- _Exercise brief_:
Extract, from the listing that follows, each line containing the word "leaders".

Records
----------------------------------------
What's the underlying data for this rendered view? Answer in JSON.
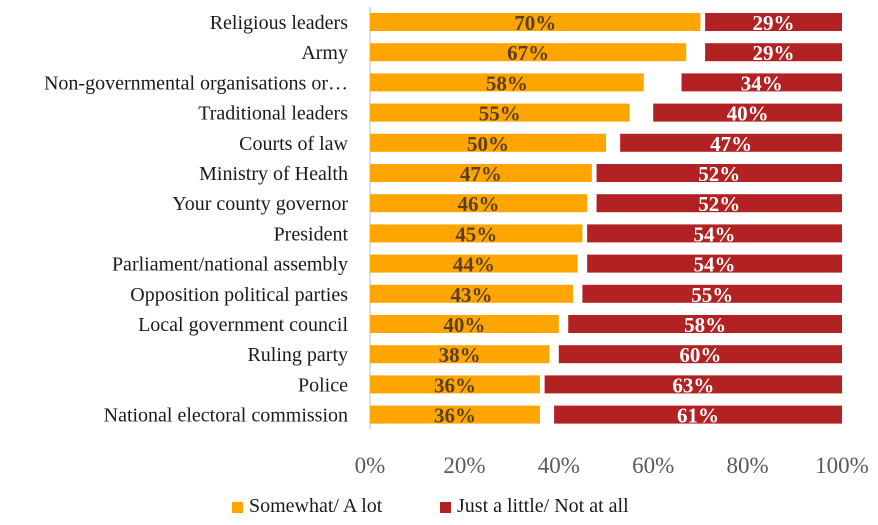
{
  "chart_data": {
    "type": "bar",
    "orientation": "horizontal",
    "stacked": true,
    "normalized": true,
    "categories": [
      "Religious leaders",
      "Army",
      "Non-governmental organisations or…",
      "Traditional leaders",
      "Courts of law",
      "Ministry of Health",
      "Your county governor",
      "President",
      "Parliament/national assembly",
      "Opposition political parties",
      "Local government council",
      "Ruling party",
      "Police",
      "National electoral commission"
    ],
    "series": [
      {
        "name": "Somewhat/ A lot",
        "color": "#FFA500",
        "label_color": "#5a4020",
        "values": [
          70,
          67,
          58,
          55,
          50,
          47,
          46,
          45,
          44,
          43,
          40,
          38,
          36,
          36
        ]
      },
      {
        "name": "Just a little/ Not at all",
        "color": "#B22222",
        "label_color": "#ffffff",
        "values": [
          29,
          29,
          34,
          40,
          47,
          52,
          52,
          54,
          54,
          55,
          58,
          60,
          63,
          61
        ]
      }
    ],
    "value_suffix": "%",
    "xlim": [
      0,
      100
    ],
    "xticks": [
      "0%",
      "20%",
      "40%",
      "60%",
      "80%",
      "100%"
    ],
    "grid": false,
    "legend_position": "bottom",
    "title": "",
    "xlabel": "",
    "ylabel": ""
  }
}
----------------------------------------
- _Complete output_:
      "Religious leaders",
      "Traditional leaders",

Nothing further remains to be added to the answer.